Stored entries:

'''

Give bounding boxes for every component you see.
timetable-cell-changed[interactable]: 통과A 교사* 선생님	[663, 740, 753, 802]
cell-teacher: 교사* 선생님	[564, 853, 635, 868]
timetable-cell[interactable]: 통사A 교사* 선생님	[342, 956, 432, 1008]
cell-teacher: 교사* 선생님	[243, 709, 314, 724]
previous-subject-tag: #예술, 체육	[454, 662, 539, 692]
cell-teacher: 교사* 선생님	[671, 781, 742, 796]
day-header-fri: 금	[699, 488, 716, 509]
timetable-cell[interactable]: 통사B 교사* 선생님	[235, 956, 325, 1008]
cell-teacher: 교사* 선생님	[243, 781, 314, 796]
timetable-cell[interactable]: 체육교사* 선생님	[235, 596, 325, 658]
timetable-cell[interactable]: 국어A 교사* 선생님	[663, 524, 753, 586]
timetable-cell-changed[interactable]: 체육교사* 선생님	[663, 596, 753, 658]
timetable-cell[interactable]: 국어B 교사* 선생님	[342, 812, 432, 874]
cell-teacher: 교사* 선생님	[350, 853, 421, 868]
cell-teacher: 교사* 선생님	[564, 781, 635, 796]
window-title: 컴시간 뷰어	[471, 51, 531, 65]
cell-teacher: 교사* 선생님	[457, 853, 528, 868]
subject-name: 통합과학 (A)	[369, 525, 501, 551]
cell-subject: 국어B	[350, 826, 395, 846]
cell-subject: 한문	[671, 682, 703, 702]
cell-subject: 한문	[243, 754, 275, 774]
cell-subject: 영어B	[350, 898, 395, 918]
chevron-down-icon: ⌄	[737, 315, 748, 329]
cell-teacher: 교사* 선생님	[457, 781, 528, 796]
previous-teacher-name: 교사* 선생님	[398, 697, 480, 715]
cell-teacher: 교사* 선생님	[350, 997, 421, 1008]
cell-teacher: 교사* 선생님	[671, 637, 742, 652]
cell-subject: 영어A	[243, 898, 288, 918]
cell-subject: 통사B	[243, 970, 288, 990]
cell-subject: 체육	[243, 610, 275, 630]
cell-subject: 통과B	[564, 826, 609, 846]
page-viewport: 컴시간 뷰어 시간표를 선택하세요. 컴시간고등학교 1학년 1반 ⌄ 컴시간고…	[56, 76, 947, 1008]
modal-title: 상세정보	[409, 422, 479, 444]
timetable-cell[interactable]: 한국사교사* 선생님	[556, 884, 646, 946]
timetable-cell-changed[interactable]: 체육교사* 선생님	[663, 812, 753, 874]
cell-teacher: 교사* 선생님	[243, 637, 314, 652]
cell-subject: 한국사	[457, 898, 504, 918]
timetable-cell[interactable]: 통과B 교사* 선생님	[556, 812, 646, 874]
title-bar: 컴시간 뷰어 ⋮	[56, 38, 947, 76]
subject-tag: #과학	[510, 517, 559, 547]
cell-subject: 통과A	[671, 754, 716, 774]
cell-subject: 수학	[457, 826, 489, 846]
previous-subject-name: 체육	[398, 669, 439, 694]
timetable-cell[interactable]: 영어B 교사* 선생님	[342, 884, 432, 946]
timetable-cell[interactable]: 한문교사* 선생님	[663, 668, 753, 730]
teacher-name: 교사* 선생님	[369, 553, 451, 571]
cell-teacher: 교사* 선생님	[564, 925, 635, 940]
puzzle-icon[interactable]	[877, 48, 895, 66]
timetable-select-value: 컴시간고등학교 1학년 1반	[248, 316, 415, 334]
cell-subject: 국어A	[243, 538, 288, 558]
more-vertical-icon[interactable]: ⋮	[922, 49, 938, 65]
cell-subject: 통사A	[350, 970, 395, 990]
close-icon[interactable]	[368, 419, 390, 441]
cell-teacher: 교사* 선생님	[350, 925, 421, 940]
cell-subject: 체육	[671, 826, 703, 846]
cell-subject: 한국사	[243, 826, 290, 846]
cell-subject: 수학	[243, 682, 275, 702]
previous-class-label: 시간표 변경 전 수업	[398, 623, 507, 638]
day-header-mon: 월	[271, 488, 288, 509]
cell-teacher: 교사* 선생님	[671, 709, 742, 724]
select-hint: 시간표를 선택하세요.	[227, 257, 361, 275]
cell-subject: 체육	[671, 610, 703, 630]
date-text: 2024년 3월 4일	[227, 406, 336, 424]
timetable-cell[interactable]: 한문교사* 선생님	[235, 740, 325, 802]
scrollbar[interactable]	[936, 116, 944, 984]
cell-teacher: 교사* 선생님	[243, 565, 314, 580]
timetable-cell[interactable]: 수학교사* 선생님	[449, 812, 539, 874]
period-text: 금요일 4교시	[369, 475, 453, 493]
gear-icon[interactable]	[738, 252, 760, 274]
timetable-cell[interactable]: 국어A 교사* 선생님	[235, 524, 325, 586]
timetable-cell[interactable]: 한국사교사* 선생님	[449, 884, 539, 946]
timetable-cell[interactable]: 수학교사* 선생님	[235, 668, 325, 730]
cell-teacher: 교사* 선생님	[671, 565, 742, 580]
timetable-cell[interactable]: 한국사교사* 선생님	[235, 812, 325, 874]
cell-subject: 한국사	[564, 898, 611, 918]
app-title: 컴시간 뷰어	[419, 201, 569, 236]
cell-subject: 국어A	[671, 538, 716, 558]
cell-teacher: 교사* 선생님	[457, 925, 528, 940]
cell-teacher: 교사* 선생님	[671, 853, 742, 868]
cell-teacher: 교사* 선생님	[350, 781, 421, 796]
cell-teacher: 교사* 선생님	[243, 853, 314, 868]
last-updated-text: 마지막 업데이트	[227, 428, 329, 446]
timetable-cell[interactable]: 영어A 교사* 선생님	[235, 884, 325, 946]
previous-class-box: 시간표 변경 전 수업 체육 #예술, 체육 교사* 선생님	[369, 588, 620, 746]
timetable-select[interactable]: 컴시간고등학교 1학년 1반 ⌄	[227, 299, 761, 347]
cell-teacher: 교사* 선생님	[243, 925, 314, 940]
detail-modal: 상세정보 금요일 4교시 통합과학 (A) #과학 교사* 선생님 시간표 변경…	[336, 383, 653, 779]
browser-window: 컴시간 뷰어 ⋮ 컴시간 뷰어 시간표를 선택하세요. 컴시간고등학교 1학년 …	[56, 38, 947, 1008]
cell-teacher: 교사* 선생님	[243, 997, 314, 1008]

'''

- [Work to be completed]: Set down every one of the lines above, unchanged and character for character.

- [Task result]:
Give bounding boxes for every component you see.
timetable-cell-changed[interactable]: 통과A 교사* 선생님	[663, 740, 753, 802]
cell-teacher: 교사* 선생님	[564, 853, 635, 868]
timetable-cell[interactable]: 통사A 교사* 선생님	[342, 956, 432, 1008]
cell-teacher: 교사* 선생님	[243, 709, 314, 724]
previous-subject-tag: #예술, 체육	[454, 662, 539, 692]
cell-teacher: 교사* 선생님	[671, 781, 742, 796]
day-header-fri: 금	[699, 488, 716, 509]
timetable-cell[interactable]: 통사B 교사* 선생님	[235, 956, 325, 1008]
cell-teacher: 교사* 선생님	[243, 781, 314, 796]
timetable-cell[interactable]: 체육교사* 선생님	[235, 596, 325, 658]
timetable-cell[interactable]: 국어A 교사* 선생님	[663, 524, 753, 586]
timetable-cell-changed[interactable]: 체육교사* 선생님	[663, 596, 753, 658]
timetable-cell[interactable]: 국어B 교사* 선생님	[342, 812, 432, 874]
cell-teacher: 교사* 선생님	[350, 853, 421, 868]
cell-teacher: 교사* 선생님	[564, 781, 635, 796]
window-title: 컴시간 뷰어	[471, 51, 531, 65]
cell-teacher: 교사* 선생님	[457, 853, 528, 868]
subject-name: 통합과학 (A)	[369, 525, 501, 551]
cell-subject: 국어B	[350, 826, 395, 846]
cell-subject: 한문	[671, 682, 703, 702]
cell-subject: 한문	[243, 754, 275, 774]
cell-subject: 영어B	[350, 898, 395, 918]
chevron-down-icon: ⌄	[737, 315, 748, 329]
cell-teacher: 교사* 선생님	[457, 781, 528, 796]
previous-teacher-name: 교사* 선생님	[398, 697, 480, 715]
cell-teacher: 교사* 선생님	[350, 997, 421, 1008]
cell-teacher: 교사* 선생님	[671, 637, 742, 652]
cell-subject: 영어A	[243, 898, 288, 918]
cell-subject: 통사B	[243, 970, 288, 990]
cell-subject: 체육	[243, 610, 275, 630]
cell-subject: 통과B	[564, 826, 609, 846]
page-viewport: 컴시간 뷰어 시간표를 선택하세요. 컴시간고등학교 1학년 1반 ⌄ 컴시간고…	[56, 76, 947, 1008]
modal-title: 상세정보	[409, 422, 479, 444]
timetable-cell[interactable]: 한국사교사* 선생님	[556, 884, 646, 946]
timetable-cell-changed[interactable]: 체육교사* 선생님	[663, 812, 753, 874]
cell-teacher: 교사* 선생님	[243, 637, 314, 652]
cell-subject: 한국사	[457, 898, 504, 918]
timetable-cell[interactable]: 통과B 교사* 선생님	[556, 812, 646, 874]
title-bar: 컴시간 뷰어 ⋮	[56, 38, 947, 76]
subject-tag: #과학	[510, 517, 559, 547]
cell-subject: 통과A	[671, 754, 716, 774]
cell-subject: 수학	[457, 826, 489, 846]
previous-subject-name: 체육	[398, 669, 439, 694]
timetable-cell[interactable]: 영어B 교사* 선생님	[342, 884, 432, 946]
timetable-cell[interactable]: 한문교사* 선생님	[663, 668, 753, 730]
teacher-name: 교사* 선생님	[369, 553, 451, 571]
cell-teacher: 교사* 선생님	[564, 925, 635, 940]
puzzle-icon[interactable]	[877, 48, 895, 66]
timetable-select-value: 컴시간고등학교 1학년 1반	[248, 316, 415, 334]
cell-subject: 국어A	[243, 538, 288, 558]
more-vertical-icon[interactable]: ⋮	[922, 49, 938, 65]
cell-subject: 통사A	[350, 970, 395, 990]
close-icon[interactable]	[368, 419, 390, 441]
cell-teacher: 교사* 선생님	[350, 925, 421, 940]
cell-subject: 체육	[671, 826, 703, 846]
cell-subject: 한국사	[243, 826, 290, 846]
cell-subject: 수학	[243, 682, 275, 702]
previous-class-label: 시간표 변경 전 수업	[398, 623, 507, 638]
day-header-mon: 월	[271, 488, 288, 509]
cell-teacher: 교사* 선생님	[671, 709, 742, 724]
select-hint: 시간표를 선택하세요.	[227, 257, 361, 275]
cell-subject: 체육	[671, 610, 703, 630]
date-text: 2024년 3월 4일	[227, 406, 336, 424]
timetable-cell[interactable]: 한문교사* 선생님	[235, 740, 325, 802]
scrollbar[interactable]	[936, 116, 944, 984]
cell-teacher: 교사* 선생님	[243, 565, 314, 580]
timetable-cell[interactable]: 수학교사* 선생님	[449, 812, 539, 874]
period-text: 금요일 4교시	[369, 475, 453, 493]
gear-icon[interactable]	[738, 252, 760, 274]
timetable-cell[interactable]: 국어A 교사* 선생님	[235, 524, 325, 586]
timetable-cell[interactable]: 한국사교사* 선생님	[449, 884, 539, 946]
timetable-cell[interactable]: 수학교사* 선생님	[235, 668, 325, 730]
cell-teacher: 교사* 선생님	[671, 565, 742, 580]
timetable-cell[interactable]: 한국사교사* 선생님	[235, 812, 325, 874]
cell-subject: 한국사	[564, 898, 611, 918]
app-title: 컴시간 뷰어	[419, 201, 569, 236]
cell-subject: 국어A	[671, 538, 716, 558]
cell-teacher: 교사* 선생님	[457, 925, 528, 940]
cell-teacher: 교사* 선생님	[671, 853, 742, 868]
cell-teacher: 교사* 선생님	[350, 781, 421, 796]
cell-teacher: 교사* 선생님	[243, 853, 314, 868]
last-updated-text: 마지막 업데이트	[227, 428, 329, 446]
timetable-cell[interactable]: 영어A 교사* 선생님	[235, 884, 325, 946]
previous-class-box: 시간표 변경 전 수업 체육 #예술, 체육 교사* 선생님	[369, 588, 620, 746]
timetable-select[interactable]: 컴시간고등학교 1학년 1반 ⌄	[227, 299, 761, 347]
cell-teacher: 교사* 선생님	[243, 925, 314, 940]
detail-modal: 상세정보 금요일 4교시 통합과학 (A) #과학 교사* 선생님 시간표 변경…	[336, 383, 653, 779]
browser-window: 컴시간 뷰어 ⋮ 컴시간 뷰어 시간표를 선택하세요. 컴시간고등학교 1학년 …	[56, 38, 947, 1008]
cell-teacher: 교사* 선생님	[243, 997, 314, 1008]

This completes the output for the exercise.